**Given request**: Copy out every line in the entries below that includes "ylabel".

+++ Data for the task +++

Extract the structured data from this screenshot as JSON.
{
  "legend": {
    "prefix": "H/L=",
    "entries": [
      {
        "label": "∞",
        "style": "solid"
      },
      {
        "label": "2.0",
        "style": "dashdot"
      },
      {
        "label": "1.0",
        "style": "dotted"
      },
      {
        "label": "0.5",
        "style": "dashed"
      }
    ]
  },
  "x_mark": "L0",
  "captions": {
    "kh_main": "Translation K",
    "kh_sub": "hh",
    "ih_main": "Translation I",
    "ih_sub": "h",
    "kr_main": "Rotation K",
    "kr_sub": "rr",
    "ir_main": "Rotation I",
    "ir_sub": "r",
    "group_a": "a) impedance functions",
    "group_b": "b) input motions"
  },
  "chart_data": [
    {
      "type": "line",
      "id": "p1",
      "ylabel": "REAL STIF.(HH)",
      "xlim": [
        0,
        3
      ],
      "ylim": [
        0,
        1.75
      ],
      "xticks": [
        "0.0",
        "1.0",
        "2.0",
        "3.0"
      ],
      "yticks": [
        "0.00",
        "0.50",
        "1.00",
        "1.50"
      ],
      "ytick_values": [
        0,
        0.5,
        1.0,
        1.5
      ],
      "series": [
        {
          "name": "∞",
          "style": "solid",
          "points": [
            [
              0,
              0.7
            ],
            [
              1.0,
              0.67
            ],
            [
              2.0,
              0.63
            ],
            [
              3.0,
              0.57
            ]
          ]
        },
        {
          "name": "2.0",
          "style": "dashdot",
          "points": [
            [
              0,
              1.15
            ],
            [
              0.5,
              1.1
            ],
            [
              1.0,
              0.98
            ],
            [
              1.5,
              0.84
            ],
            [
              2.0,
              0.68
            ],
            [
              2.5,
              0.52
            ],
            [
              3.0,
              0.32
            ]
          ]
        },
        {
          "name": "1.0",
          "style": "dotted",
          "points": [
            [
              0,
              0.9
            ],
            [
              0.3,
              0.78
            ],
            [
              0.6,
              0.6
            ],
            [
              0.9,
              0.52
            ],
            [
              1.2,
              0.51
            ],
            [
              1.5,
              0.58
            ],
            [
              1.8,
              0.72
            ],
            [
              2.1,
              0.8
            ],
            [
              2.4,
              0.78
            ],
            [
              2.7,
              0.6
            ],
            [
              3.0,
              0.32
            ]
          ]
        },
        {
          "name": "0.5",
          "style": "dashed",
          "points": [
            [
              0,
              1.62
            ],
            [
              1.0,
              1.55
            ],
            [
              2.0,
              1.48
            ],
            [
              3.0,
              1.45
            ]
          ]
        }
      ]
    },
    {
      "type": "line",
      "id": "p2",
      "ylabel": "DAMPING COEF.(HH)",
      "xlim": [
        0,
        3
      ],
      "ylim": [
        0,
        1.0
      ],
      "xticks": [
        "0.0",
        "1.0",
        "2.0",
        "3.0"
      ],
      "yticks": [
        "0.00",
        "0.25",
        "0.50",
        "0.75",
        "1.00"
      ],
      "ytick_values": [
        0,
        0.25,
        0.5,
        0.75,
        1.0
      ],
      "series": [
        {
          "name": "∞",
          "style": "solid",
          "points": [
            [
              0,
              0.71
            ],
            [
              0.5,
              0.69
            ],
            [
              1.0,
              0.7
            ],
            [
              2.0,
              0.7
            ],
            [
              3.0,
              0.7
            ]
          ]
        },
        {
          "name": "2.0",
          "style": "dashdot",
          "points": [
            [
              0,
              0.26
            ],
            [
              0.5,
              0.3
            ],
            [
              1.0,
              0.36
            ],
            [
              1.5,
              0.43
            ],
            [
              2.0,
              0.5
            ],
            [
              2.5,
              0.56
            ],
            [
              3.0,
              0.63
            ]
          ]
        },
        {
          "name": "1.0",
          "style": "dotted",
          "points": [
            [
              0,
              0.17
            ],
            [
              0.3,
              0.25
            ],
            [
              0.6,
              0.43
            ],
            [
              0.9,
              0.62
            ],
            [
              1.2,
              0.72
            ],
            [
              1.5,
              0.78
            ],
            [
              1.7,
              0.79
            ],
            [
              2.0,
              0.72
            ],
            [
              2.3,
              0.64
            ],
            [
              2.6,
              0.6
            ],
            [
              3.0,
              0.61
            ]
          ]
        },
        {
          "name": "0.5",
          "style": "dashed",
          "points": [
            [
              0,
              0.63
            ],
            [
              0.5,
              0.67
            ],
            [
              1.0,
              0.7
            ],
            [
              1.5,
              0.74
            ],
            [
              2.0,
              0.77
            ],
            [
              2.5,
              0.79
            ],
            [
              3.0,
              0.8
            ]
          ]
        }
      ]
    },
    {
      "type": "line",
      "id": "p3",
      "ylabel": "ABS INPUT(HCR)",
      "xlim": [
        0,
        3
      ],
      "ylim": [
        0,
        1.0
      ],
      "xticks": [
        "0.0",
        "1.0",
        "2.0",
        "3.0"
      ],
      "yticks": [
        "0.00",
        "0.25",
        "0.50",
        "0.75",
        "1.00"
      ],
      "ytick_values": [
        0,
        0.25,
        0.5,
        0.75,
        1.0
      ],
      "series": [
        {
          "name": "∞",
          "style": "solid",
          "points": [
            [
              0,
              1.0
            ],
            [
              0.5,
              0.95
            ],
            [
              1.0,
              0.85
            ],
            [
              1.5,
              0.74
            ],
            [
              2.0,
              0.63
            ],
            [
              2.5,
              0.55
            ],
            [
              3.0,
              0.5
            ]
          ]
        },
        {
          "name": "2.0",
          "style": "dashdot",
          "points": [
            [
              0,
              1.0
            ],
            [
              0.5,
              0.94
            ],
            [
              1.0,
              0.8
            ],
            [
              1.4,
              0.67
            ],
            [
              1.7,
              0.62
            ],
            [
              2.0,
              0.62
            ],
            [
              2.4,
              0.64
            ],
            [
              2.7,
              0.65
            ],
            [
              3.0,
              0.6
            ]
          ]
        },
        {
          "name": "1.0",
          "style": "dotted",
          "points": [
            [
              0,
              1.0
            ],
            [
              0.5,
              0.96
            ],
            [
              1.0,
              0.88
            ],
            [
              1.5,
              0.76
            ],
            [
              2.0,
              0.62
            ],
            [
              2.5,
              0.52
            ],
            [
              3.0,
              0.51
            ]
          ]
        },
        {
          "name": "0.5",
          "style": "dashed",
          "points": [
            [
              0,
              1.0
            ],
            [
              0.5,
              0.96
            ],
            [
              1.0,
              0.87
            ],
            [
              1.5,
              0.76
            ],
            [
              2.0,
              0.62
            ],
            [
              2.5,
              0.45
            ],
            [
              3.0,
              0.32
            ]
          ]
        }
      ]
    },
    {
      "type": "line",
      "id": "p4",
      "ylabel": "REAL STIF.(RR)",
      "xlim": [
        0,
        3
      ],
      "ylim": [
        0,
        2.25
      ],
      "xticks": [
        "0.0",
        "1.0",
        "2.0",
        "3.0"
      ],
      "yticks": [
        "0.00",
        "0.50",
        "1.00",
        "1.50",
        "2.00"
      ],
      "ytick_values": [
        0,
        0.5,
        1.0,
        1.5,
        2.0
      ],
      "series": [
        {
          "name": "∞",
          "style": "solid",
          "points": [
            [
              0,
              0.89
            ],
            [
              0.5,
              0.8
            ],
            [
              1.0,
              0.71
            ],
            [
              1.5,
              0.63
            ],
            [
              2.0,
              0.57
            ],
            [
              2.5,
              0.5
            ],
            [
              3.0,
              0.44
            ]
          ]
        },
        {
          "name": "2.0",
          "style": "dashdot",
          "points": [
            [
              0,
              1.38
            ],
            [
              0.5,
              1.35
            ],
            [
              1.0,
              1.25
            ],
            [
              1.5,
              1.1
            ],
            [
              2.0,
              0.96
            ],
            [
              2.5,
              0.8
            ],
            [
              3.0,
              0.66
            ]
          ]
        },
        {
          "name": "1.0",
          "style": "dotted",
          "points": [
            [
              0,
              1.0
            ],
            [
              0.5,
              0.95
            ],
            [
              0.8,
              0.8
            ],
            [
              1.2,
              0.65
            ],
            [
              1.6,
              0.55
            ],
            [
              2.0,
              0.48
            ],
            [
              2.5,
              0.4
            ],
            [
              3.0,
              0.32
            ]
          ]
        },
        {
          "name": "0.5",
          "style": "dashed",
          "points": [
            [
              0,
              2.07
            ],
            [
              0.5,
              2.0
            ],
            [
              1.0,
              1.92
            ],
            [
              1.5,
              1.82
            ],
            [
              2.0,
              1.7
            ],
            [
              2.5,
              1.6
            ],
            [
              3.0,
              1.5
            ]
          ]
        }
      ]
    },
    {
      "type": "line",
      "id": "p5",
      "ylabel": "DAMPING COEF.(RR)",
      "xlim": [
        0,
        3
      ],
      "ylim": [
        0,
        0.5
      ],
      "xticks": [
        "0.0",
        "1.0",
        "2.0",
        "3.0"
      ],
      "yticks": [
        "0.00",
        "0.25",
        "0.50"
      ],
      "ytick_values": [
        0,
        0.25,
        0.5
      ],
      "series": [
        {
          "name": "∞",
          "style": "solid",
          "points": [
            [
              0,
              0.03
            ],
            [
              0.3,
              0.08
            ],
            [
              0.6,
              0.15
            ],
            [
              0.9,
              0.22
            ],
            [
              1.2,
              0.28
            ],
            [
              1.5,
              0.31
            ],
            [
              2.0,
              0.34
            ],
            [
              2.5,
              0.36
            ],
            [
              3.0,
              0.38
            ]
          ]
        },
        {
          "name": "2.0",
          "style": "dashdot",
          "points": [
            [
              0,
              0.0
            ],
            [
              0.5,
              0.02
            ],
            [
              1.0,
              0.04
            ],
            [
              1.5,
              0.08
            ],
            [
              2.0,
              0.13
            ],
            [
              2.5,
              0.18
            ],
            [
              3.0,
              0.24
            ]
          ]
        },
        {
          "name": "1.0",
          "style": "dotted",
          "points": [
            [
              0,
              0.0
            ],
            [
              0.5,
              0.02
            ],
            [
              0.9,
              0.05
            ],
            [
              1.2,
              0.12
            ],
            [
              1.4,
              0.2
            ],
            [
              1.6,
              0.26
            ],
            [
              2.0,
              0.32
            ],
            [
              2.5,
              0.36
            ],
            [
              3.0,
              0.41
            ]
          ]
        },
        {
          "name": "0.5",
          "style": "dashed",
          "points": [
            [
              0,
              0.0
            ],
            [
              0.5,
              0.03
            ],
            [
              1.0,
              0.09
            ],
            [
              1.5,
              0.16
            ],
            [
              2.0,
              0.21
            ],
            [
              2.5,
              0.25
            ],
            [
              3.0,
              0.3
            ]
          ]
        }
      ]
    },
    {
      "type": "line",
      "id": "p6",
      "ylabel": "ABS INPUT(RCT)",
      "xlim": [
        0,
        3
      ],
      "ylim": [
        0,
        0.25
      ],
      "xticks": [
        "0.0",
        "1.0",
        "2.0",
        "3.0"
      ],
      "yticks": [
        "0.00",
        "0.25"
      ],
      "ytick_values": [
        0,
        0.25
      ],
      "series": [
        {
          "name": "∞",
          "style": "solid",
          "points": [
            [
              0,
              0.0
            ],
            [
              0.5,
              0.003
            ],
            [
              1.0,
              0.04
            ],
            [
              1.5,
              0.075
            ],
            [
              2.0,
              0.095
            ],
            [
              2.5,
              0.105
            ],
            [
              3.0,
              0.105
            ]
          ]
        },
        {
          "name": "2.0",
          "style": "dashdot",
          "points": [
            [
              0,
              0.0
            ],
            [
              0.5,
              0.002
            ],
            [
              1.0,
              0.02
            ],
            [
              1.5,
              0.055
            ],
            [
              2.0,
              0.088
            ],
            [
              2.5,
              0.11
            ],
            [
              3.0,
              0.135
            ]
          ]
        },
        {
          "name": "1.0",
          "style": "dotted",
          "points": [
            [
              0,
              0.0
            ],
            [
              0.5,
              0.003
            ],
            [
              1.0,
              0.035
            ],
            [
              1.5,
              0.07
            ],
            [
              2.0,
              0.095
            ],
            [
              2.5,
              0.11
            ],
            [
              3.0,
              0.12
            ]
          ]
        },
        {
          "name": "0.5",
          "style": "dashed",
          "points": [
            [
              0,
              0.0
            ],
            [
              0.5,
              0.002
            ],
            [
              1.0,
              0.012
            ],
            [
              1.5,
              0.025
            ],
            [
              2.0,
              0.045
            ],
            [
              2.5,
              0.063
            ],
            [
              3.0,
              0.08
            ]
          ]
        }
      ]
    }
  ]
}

+++

**Expected output**:
      "ylabel": "REAL STIF.(HH)",
      "ylabel": "DAMPING COEF.(HH)",
      "ylabel": "ABS INPUT(HCR)",
      "ylabel": "REAL STIF.(RR)",
      "ylabel": "DAMPING COEF.(RR)",
      "ylabel": "ABS INPUT(RCT)",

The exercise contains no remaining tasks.